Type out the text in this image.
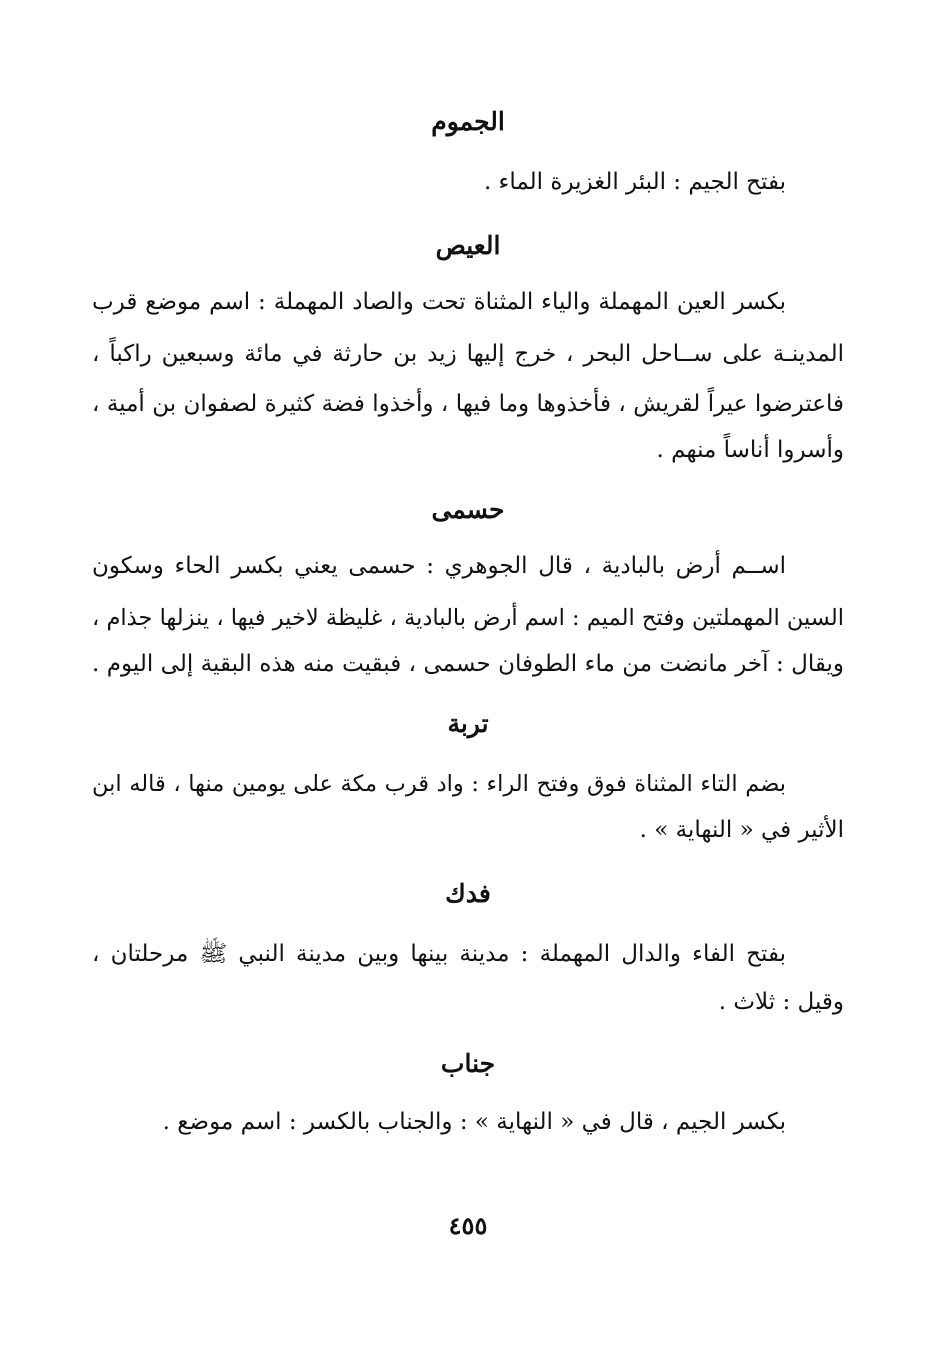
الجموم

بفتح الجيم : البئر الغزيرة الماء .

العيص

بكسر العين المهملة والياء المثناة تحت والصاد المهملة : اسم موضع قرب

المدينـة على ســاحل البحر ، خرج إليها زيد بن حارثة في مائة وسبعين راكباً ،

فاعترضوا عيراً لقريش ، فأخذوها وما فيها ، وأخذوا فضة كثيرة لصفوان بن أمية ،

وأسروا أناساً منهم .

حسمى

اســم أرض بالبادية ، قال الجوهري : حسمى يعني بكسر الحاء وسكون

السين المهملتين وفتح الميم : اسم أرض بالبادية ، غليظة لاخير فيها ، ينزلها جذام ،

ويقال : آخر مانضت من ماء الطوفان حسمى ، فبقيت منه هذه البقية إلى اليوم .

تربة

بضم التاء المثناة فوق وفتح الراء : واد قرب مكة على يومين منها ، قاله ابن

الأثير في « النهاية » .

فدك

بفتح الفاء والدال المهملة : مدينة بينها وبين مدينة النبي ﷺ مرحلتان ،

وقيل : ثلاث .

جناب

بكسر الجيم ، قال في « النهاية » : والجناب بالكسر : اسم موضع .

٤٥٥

━━━━━━━━━━━━━━━━━━━━

- **WORK TO COMPLETE**
Working from the lines above, reproduce the material exactly and exclude its pictures.

- **WRITTEN ANSWER**
Type out the text in this image.
الجموم

بفتح الجيم : البئر الغزيرة الماء .

العيص

بكسر العين المهملة والياء المثناة تحت والصاد المهملة : اسم موضع قرب

المدينـة على ســاحل البحر ، خرج إليها زيد بن حارثة في مائة وسبعين راكباً ،

فاعترضوا عيراً لقريش ، فأخذوها وما فيها ، وأخذوا فضة كثيرة لصفوان بن أمية ،

وأسروا أناساً منهم .

حسمى

اســم أرض بالبادية ، قال الجوهري : حسمى يعني بكسر الحاء وسكون

السين المهملتين وفتح الميم : اسم أرض بالبادية ، غليظة لاخير فيها ، ينزلها جذام ،

ويقال : آخر مانضت من ماء الطوفان حسمى ، فبقيت منه هذه البقية إلى اليوم .

تربة

بضم التاء المثناة فوق وفتح الراء : واد قرب مكة على يومين منها ، قاله ابن

الأثير في « النهاية » .

فدك

بفتح الفاء والدال المهملة : مدينة بينها وبين مدينة النبي ﷺ مرحلتان ،

وقيل : ثلاث .

جناب

بكسر الجيم ، قال في « النهاية » : والجناب بالكسر : اسم موضع .

٤٥٥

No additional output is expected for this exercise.